### The request:
Among the lines below, list those containing the string "Geräts".

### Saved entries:
☆ ☆ ☆

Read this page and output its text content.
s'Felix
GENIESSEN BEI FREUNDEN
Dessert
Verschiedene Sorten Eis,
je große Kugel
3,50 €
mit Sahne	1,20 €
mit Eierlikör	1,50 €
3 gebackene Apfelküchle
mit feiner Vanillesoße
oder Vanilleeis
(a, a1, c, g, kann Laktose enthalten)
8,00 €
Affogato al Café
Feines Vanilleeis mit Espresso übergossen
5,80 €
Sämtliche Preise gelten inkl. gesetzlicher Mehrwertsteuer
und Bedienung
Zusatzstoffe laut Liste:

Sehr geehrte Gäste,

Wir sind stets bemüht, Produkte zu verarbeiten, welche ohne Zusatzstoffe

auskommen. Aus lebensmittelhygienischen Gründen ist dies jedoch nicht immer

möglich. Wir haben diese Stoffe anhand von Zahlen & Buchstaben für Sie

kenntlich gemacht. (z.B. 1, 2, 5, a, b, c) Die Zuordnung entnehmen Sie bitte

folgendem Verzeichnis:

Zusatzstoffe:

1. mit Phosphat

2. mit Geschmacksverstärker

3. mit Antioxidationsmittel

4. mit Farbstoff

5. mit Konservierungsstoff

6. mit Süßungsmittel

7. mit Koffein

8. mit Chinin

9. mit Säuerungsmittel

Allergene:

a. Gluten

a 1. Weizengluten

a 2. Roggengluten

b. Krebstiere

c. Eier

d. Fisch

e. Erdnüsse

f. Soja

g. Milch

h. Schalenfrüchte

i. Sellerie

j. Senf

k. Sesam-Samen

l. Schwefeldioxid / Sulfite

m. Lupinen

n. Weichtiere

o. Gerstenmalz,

☆ ☆ ☆

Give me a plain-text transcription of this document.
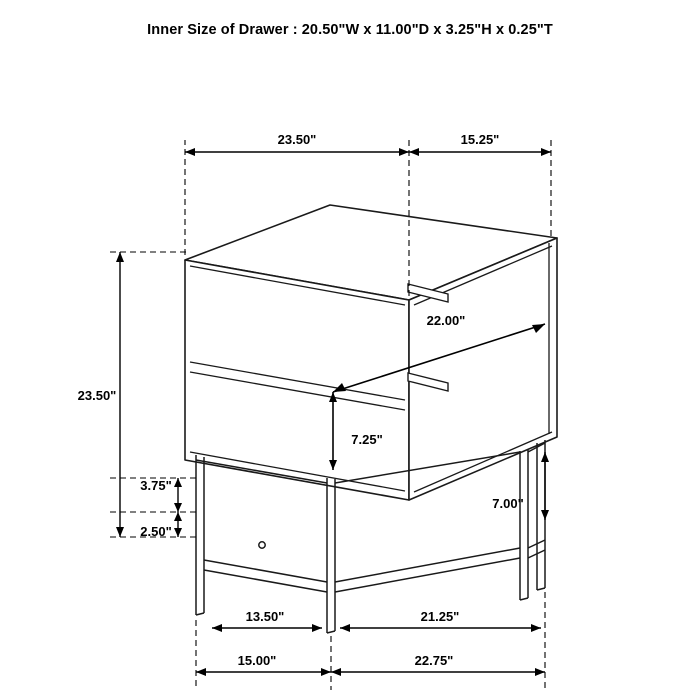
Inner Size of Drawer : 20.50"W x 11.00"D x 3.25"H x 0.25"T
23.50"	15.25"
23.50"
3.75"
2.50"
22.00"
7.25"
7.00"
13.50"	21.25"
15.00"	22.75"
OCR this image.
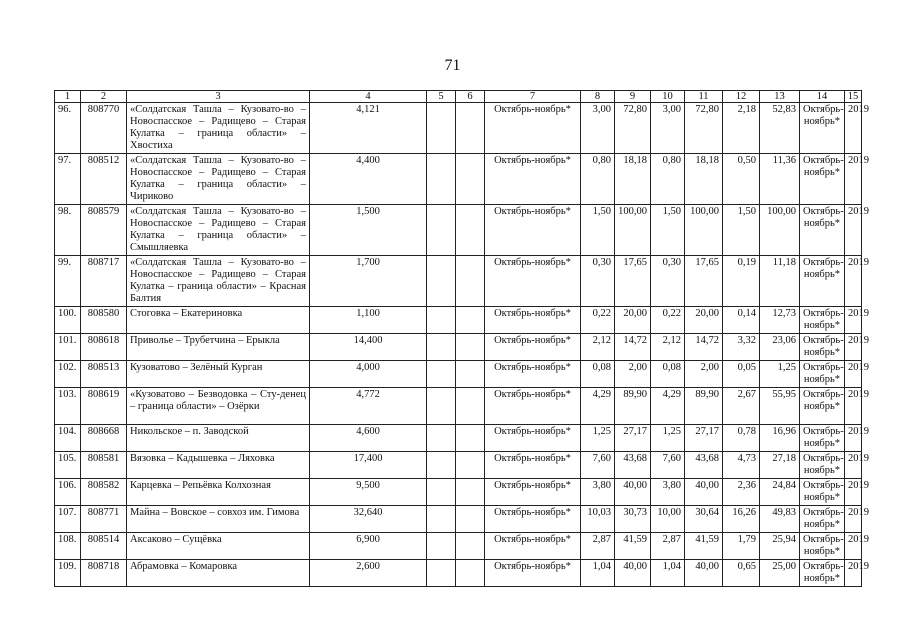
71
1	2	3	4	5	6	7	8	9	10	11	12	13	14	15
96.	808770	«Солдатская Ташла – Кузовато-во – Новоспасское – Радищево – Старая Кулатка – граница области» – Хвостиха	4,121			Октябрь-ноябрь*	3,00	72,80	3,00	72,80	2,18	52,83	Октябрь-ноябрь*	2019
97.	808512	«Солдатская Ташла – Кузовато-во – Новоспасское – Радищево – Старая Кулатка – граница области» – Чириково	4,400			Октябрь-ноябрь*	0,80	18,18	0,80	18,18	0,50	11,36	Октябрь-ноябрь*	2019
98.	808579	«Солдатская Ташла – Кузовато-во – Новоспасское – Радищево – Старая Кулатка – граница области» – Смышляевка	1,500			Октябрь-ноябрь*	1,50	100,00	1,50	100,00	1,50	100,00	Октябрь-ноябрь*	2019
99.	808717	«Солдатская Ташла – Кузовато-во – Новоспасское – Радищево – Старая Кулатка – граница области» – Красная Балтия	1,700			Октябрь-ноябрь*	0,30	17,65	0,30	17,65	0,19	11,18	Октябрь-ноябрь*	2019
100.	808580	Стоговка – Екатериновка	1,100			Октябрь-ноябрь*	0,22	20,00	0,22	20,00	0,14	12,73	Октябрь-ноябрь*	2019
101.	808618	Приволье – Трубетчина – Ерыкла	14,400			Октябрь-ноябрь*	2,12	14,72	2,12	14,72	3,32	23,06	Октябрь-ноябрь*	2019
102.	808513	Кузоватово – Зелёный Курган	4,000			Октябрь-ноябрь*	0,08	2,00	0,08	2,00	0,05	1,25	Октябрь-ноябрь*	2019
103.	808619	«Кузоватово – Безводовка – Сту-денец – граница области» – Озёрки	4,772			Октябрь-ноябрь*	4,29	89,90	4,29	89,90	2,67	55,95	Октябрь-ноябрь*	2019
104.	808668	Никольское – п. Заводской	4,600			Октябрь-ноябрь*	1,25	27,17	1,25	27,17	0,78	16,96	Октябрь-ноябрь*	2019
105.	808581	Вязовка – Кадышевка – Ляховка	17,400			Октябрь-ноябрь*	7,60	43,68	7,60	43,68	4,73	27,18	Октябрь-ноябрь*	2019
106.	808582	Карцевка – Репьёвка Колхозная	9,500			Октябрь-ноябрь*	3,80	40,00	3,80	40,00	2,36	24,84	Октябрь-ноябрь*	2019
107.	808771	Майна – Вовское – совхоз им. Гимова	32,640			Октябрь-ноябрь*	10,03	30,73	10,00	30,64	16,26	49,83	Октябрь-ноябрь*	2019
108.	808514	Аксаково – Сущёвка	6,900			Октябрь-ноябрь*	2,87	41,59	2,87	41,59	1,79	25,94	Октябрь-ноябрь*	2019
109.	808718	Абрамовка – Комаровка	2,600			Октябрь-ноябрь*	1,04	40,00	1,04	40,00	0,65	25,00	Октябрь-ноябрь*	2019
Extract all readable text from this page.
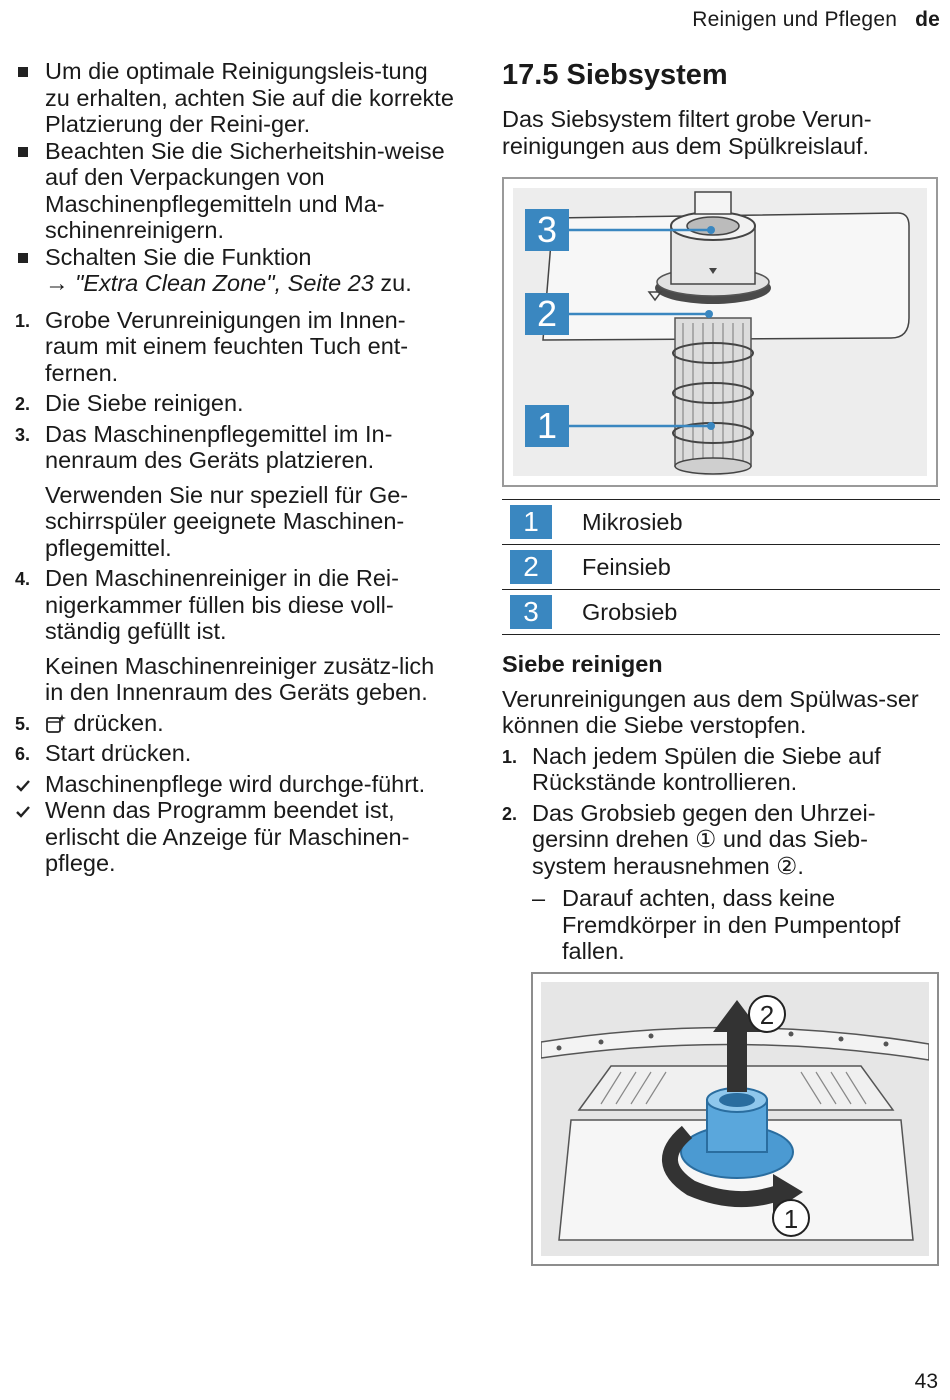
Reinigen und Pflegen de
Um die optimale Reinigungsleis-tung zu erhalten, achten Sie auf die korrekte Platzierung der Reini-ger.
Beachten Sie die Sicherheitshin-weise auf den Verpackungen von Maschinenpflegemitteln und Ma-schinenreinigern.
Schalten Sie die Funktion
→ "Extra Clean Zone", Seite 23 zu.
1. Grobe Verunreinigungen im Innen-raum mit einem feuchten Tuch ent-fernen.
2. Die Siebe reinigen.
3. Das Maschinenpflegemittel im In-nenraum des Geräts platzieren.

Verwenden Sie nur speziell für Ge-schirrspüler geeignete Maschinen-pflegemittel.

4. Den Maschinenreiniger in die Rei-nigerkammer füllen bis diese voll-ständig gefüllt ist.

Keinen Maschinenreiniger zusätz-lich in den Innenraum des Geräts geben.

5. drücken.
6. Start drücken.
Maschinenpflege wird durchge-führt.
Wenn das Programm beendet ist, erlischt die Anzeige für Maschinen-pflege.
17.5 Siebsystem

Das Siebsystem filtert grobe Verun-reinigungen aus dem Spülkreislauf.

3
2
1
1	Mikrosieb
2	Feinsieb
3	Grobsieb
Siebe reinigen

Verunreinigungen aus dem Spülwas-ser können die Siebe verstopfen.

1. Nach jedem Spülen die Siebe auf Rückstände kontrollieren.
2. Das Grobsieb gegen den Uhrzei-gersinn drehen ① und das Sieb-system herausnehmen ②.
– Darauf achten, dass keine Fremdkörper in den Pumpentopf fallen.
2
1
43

☆ ☆ ☆

### Exercise output:
3. Das Maschinenpflegemittel im In-nenraum des Geräts platzieren.
Keinen Maschinenreiniger zusätz-lich in den Innenraum des Geräts geben.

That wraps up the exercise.